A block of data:

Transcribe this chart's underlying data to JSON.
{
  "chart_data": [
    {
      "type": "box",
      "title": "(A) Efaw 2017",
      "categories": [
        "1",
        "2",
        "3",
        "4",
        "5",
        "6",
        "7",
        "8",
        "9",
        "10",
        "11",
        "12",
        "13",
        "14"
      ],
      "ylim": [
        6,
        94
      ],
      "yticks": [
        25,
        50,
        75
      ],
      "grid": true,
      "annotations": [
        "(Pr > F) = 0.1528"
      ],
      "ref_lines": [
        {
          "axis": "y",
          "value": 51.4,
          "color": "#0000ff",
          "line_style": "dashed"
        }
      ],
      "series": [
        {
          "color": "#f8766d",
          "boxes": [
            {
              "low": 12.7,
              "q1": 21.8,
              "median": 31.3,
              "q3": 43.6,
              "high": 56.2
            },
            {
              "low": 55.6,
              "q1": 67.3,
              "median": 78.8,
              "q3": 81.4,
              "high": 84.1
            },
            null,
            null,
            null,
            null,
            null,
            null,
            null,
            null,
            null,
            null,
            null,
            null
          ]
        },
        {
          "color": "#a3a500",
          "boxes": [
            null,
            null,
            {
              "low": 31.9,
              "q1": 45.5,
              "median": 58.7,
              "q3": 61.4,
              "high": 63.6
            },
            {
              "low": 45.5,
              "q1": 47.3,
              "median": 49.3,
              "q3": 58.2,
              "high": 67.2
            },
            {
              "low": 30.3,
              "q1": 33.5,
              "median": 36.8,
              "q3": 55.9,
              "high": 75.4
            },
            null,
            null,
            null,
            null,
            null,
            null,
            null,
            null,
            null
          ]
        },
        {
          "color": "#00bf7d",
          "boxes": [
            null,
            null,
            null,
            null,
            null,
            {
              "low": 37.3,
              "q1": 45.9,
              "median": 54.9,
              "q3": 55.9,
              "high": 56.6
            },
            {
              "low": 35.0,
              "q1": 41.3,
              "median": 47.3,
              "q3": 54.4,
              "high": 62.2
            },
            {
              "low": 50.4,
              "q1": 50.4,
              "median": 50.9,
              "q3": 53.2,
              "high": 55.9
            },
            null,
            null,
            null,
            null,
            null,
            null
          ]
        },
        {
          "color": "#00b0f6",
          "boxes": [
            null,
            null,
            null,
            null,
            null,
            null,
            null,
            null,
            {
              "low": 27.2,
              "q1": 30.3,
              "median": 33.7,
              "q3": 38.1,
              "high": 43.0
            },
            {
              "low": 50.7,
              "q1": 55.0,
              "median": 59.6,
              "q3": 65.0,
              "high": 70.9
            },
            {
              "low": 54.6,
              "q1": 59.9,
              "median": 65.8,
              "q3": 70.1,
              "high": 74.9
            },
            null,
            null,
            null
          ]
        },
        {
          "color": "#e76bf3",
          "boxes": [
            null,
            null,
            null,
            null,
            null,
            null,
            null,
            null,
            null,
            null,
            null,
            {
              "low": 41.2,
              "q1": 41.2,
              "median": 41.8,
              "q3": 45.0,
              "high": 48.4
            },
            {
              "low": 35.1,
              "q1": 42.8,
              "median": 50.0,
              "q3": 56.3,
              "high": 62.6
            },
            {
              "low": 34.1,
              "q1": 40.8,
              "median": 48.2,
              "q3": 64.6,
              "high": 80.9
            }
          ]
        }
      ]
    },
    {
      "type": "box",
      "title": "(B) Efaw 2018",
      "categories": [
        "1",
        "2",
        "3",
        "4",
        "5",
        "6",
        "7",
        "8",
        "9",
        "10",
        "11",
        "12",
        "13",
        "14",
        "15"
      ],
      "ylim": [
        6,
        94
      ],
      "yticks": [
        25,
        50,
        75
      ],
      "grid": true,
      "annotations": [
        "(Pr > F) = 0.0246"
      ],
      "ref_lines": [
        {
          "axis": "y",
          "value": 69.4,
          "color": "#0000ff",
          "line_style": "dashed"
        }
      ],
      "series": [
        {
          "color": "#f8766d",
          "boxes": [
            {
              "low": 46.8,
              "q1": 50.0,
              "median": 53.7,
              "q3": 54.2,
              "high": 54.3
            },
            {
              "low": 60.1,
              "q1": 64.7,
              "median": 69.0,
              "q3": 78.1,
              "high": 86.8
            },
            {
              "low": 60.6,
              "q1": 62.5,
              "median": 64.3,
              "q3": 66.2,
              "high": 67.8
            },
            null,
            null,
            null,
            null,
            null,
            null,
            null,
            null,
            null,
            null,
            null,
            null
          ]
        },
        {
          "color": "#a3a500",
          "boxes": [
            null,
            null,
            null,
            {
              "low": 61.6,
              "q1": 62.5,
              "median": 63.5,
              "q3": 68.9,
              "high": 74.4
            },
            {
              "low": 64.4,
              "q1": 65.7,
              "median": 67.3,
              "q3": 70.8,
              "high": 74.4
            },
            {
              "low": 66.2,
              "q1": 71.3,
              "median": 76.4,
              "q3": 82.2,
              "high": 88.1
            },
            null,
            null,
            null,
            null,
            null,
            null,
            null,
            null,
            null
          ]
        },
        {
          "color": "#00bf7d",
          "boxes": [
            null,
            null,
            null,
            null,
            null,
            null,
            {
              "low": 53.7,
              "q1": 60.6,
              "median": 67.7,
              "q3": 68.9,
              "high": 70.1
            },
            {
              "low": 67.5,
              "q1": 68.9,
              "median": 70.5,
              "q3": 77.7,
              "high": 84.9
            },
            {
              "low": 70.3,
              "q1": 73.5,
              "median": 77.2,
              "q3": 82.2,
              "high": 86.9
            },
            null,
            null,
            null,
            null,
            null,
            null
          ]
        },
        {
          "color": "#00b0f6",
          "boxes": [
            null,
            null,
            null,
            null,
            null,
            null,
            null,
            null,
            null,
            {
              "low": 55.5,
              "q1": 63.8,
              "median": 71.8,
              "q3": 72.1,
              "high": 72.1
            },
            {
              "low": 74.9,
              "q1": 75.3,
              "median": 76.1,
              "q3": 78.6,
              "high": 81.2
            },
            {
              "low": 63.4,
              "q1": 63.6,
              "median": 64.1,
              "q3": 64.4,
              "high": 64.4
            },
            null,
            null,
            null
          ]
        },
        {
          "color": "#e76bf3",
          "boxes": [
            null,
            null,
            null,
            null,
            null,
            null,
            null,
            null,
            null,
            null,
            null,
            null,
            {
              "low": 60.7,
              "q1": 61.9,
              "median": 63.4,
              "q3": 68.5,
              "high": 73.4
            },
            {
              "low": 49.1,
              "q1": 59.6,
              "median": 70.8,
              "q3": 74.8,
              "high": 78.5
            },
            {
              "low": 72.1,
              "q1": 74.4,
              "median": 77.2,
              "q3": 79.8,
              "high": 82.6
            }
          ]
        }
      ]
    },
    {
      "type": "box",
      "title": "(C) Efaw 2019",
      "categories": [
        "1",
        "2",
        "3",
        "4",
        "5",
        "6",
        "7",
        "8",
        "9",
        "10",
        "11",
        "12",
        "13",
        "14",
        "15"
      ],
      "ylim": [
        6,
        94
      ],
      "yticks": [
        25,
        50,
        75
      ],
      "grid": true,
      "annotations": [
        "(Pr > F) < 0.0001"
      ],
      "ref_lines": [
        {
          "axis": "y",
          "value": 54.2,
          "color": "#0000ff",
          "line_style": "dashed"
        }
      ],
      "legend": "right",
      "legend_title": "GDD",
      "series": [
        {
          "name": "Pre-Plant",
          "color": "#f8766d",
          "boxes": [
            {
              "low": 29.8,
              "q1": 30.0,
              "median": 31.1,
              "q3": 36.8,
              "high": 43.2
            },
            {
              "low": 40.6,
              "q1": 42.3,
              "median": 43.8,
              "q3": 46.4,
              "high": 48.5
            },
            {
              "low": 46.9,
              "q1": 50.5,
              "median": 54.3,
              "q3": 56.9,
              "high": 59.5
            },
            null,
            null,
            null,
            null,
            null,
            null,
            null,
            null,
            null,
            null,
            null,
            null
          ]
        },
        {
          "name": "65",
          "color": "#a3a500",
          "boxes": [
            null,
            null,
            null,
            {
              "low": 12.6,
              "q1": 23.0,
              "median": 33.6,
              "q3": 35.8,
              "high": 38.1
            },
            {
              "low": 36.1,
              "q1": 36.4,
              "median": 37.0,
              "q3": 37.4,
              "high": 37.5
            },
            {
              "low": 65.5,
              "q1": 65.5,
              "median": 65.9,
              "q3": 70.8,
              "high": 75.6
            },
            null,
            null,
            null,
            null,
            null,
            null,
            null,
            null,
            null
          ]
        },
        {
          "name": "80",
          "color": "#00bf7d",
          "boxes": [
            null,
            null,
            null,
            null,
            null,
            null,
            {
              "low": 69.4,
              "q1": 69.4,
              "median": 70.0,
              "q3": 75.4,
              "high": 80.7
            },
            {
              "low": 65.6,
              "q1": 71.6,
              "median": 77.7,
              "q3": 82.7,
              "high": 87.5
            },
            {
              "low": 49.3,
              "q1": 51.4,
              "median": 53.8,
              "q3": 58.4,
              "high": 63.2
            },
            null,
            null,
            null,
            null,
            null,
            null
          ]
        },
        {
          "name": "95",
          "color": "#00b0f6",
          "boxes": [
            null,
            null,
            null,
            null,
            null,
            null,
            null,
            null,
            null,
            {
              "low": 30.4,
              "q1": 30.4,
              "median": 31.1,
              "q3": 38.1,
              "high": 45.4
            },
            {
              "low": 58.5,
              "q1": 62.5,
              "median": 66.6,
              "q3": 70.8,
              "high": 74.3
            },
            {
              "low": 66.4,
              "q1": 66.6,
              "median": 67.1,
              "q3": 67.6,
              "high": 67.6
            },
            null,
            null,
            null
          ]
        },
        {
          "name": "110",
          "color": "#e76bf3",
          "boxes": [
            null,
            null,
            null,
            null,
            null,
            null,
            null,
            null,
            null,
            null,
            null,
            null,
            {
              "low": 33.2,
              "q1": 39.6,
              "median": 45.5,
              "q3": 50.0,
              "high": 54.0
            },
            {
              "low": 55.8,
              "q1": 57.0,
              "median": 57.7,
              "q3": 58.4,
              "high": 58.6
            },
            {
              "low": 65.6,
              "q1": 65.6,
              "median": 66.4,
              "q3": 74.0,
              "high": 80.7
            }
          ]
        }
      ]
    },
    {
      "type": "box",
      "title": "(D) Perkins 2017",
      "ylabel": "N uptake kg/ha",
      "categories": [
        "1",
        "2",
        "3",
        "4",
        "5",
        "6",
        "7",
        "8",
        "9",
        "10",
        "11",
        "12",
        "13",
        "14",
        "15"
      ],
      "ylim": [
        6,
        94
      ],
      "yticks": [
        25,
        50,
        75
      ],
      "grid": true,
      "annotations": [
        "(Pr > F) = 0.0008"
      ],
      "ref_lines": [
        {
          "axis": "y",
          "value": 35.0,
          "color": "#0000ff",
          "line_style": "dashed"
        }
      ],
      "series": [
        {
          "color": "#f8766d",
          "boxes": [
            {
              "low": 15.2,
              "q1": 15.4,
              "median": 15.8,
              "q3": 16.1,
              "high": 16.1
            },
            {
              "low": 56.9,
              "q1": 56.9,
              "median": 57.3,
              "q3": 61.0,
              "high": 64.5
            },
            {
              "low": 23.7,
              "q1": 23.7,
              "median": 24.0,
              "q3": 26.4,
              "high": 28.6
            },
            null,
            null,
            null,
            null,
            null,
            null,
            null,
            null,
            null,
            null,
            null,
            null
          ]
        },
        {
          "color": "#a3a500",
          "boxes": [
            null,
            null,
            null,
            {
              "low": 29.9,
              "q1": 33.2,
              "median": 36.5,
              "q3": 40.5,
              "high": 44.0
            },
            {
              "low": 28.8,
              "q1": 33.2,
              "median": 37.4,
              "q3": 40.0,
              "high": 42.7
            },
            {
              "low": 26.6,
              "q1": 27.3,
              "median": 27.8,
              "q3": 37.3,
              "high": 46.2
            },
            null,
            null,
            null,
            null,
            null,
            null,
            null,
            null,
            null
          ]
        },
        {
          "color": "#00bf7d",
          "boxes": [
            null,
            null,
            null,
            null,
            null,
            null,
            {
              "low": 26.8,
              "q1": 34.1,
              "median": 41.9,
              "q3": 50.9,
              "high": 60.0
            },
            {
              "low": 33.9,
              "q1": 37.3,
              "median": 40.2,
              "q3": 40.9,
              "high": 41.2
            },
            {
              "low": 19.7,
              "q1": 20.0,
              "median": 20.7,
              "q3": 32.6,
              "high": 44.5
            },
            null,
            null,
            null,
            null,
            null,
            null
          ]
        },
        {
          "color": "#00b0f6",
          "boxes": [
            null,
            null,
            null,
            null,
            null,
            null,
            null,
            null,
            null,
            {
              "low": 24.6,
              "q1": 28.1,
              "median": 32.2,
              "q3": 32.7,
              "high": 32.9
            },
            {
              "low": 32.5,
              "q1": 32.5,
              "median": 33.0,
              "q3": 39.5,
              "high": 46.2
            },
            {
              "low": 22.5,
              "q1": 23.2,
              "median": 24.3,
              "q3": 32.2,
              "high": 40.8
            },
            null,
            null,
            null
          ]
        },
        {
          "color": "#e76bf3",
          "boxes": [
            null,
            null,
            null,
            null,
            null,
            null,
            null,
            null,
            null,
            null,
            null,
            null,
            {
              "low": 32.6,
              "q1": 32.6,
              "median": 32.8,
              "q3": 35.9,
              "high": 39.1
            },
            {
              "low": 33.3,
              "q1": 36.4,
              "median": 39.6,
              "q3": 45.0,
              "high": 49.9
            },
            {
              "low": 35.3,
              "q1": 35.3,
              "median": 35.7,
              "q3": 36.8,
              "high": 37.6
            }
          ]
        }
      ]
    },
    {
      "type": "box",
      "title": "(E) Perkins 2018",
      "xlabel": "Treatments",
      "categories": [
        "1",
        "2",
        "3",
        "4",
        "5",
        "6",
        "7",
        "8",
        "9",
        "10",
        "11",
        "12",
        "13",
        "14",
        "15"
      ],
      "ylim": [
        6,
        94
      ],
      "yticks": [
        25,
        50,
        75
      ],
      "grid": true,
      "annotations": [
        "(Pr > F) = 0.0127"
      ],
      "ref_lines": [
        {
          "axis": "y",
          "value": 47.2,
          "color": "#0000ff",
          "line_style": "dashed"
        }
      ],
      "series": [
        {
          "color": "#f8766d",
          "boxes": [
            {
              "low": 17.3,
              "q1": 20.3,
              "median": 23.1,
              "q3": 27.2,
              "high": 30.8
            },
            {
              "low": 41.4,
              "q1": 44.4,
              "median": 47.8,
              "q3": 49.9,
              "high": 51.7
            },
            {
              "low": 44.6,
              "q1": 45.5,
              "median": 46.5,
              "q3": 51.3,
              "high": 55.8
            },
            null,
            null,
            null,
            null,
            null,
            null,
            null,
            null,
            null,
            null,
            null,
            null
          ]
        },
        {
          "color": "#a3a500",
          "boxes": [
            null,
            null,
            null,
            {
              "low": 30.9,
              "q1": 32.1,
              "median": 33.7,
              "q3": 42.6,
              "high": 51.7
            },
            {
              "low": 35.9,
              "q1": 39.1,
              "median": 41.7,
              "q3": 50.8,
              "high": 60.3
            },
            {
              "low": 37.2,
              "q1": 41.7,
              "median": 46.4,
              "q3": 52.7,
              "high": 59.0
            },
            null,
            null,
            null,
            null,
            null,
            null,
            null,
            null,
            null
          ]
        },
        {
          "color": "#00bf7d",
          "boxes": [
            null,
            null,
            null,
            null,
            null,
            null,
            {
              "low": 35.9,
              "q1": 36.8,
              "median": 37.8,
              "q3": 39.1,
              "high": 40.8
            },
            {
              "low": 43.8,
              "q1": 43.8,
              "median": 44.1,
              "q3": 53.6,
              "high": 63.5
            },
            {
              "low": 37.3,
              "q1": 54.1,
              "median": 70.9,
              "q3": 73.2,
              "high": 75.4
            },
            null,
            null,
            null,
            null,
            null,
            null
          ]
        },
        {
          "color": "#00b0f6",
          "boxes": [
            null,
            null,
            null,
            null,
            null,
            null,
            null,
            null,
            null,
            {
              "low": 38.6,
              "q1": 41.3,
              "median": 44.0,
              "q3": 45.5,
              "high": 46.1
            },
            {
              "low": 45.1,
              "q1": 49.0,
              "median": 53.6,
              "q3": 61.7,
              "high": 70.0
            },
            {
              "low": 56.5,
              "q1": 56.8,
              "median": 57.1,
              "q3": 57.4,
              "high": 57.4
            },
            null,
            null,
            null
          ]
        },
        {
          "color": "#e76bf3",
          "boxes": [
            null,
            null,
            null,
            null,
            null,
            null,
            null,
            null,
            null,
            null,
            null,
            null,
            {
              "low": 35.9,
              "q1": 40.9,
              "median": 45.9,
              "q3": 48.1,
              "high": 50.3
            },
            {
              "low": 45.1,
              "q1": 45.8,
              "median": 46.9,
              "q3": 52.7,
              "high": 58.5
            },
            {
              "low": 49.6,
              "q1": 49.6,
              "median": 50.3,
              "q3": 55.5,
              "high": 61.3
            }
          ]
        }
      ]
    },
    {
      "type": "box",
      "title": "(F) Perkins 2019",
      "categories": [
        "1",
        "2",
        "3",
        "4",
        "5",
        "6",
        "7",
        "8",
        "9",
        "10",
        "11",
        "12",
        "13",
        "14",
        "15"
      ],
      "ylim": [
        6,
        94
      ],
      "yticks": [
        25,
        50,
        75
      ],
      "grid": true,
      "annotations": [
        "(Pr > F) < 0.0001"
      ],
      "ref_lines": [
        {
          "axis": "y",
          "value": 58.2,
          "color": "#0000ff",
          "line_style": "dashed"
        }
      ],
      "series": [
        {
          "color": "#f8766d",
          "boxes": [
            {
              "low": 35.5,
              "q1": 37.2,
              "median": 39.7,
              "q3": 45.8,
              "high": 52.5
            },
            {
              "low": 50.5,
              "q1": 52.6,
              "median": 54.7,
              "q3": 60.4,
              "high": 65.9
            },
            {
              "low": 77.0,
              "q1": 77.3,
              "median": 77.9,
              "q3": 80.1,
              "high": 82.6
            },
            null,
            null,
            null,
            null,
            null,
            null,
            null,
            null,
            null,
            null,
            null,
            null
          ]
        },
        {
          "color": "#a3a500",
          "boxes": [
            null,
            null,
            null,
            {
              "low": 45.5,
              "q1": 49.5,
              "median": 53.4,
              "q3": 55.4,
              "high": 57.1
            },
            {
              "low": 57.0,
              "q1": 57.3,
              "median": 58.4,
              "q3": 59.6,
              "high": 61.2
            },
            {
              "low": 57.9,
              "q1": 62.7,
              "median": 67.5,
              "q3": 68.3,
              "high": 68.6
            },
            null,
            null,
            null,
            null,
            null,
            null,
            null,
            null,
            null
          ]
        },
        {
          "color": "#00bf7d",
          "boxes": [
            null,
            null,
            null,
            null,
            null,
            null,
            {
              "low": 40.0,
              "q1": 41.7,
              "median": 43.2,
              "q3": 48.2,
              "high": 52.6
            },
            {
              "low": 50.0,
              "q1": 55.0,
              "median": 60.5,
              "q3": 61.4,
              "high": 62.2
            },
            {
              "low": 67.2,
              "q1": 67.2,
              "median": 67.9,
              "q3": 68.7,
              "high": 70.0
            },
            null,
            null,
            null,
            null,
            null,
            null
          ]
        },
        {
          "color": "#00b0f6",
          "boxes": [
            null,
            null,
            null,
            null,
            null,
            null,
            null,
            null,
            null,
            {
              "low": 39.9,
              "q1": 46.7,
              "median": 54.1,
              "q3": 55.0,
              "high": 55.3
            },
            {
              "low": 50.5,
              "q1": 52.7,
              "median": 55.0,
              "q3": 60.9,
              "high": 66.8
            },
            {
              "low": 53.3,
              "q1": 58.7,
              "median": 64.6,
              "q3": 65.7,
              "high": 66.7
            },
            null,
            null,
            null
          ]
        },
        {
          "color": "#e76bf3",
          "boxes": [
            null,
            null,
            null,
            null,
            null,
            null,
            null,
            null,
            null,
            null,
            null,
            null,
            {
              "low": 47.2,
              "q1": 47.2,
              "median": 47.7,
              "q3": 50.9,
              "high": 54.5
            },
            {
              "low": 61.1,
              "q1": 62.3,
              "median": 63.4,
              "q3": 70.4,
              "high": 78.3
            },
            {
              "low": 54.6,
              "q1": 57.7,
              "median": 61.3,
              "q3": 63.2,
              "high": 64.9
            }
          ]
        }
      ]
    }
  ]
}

Directive
Go through the entries above and copy every line containing "value".

Full answer
          "value": 51.4,
          "value": 69.4,
          "value": 54.2,
          "value": 35.0,
          "value": 47.2,
          "value": 58.2,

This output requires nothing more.